__Exercise details__. The answer is the data below, repeated exactly, with no pictures included.
↓
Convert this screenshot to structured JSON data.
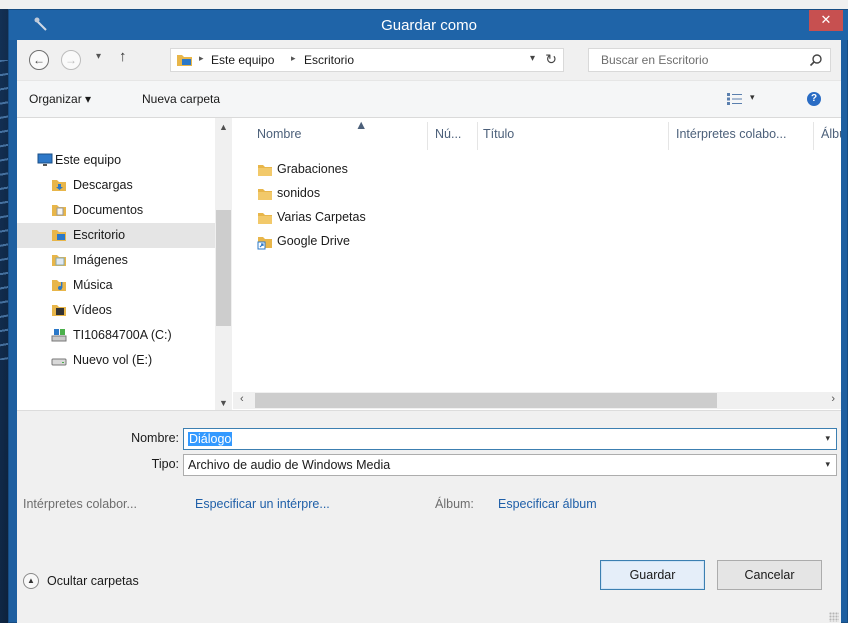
{
  "window": {
    "title": "Guardar como",
    "close_glyph": "✕"
  },
  "nav": {
    "back_glyph": "←",
    "forward_glyph": "→",
    "recent_glyph": "▾",
    "up_glyph": "↑",
    "address": [
      "Este equipo",
      "Escritorio"
    ],
    "address_sep": "▸",
    "address_dropdown_glyph": "▾",
    "refresh_glyph": "↻",
    "search_placeholder": "Buscar en Escritorio"
  },
  "toolbar": {
    "organize_label": "Organizar ▾",
    "new_folder_label": "Nueva carpeta",
    "views_arrow": "▾",
    "help_glyph": "?"
  },
  "sidebar": {
    "items": [
      {
        "label": "Este equipo",
        "icon": "computer-icon"
      },
      {
        "label": "Descargas",
        "icon": "downloads-folder-icon"
      },
      {
        "label": "Documentos",
        "icon": "documents-folder-icon"
      },
      {
        "label": "Escritorio",
        "icon": "desktop-folder-icon",
        "selected": true
      },
      {
        "label": "Imágenes",
        "icon": "pictures-folder-icon"
      },
      {
        "label": "Música",
        "icon": "music-folder-icon"
      },
      {
        "label": "Vídeos",
        "icon": "videos-folder-icon"
      },
      {
        "label": "TI10684700A (C:)",
        "icon": "drive-c-icon"
      },
      {
        "label": "Nuevo vol (E:)",
        "icon": "drive-e-icon"
      }
    ],
    "scroll_up": "▲",
    "scroll_down": "▼"
  },
  "columns": [
    "Nombre",
    "Nú...",
    "Título",
    "Intérpretes colabo...",
    "Álbu"
  ],
  "sort_glyph": "▲",
  "files": [
    {
      "name": "Grabaciones",
      "icon": "folder-icon"
    },
    {
      "name": "sonidos",
      "icon": "folder-icon"
    },
    {
      "name": "Varias Carpetas",
      "icon": "folder-icon"
    },
    {
      "name": "Google Drive",
      "icon": "shortcut-folder-icon"
    }
  ],
  "hscroll": {
    "left": "‹",
    "right": "›"
  },
  "form": {
    "name_label": "Nombre:",
    "name_value": "Diálogo",
    "type_label": "Tipo:",
    "type_value": "Archivo de audio de Windows Media",
    "dropdown_glyph": "▾",
    "artists_label": "Intérpretes colabor...",
    "artists_link": "Especificar un intérpre...",
    "album_label": "Álbum:",
    "album_link": "Especificar álbum"
  },
  "footer": {
    "hide_folders_label": "Ocultar carpetas",
    "hide_glyph": "▲",
    "save_label": "Guardar",
    "cancel_label": "Cancelar"
  },
  "colors": {
    "titlebar": "#1f64a8",
    "close": "#c75050",
    "link": "#1f5fa8",
    "selection": "#3399ff",
    "folder": "#e8b64a"
  }
}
↑
__Final answer__.
Convert this screenshot to structured JSON data.
{
  "window": {
    "title": "Guardar como",
    "close_glyph": "✕"
  },
  "nav": {
    "back_glyph": "←",
    "forward_glyph": "→",
    "recent_glyph": "▾",
    "up_glyph": "↑",
    "address": [
      "Este equipo",
      "Escritorio"
    ],
    "address_sep": "▸",
    "address_dropdown_glyph": "▾",
    "refresh_glyph": "↻",
    "search_placeholder": "Buscar en Escritorio"
  },
  "toolbar": {
    "organize_label": "Organizar ▾",
    "new_folder_label": "Nueva carpeta",
    "views_arrow": "▾",
    "help_glyph": "?"
  },
  "sidebar": {
    "items": [
      {
        "label": "Este equipo",
        "icon": "computer-icon"
      },
      {
        "label": "Descargas",
        "icon": "downloads-folder-icon"
      },
      {
        "label": "Documentos",
        "icon": "documents-folder-icon"
      },
      {
        "label": "Escritorio",
        "icon": "desktop-folder-icon",
        "selected": true
      },
      {
        "label": "Imágenes",
        "icon": "pictures-folder-icon"
      },
      {
        "label": "Música",
        "icon": "music-folder-icon"
      },
      {
        "label": "Vídeos",
        "icon": "videos-folder-icon"
      },
      {
        "label": "TI10684700A (C:)",
        "icon": "drive-c-icon"
      },
      {
        "label": "Nuevo vol (E:)",
        "icon": "drive-e-icon"
      }
    ],
    "scroll_up": "▲",
    "scroll_down": "▼"
  },
  "columns": [
    "Nombre",
    "Nú...",
    "Título",
    "Intérpretes colabo...",
    "Álbu"
  ],
  "sort_glyph": "▲",
  "files": [
    {
      "name": "Grabaciones",
      "icon": "folder-icon"
    },
    {
      "name": "sonidos",
      "icon": "folder-icon"
    },
    {
      "name": "Varias Carpetas",
      "icon": "folder-icon"
    },
    {
      "name": "Google Drive",
      "icon": "shortcut-folder-icon"
    }
  ],
  "hscroll": {
    "left": "‹",
    "right": "›"
  },
  "form": {
    "name_label": "Nombre:",
    "name_value": "Diálogo",
    "type_label": "Tipo:",
    "type_value": "Archivo de audio de Windows Media",
    "dropdown_glyph": "▾",
    "artists_label": "Intérpretes colabor...",
    "artists_link": "Especificar un intérpre...",
    "album_label": "Álbum:",
    "album_link": "Especificar álbum"
  },
  "footer": {
    "hide_folders_label": "Ocultar carpetas",
    "hide_glyph": "▲",
    "save_label": "Guardar",
    "cancel_label": "Cancelar"
  },
  "colors": {
    "titlebar": "#1f64a8",
    "close": "#c75050",
    "link": "#1f5fa8",
    "selection": "#3399ff",
    "folder": "#e8b64a"
  }
}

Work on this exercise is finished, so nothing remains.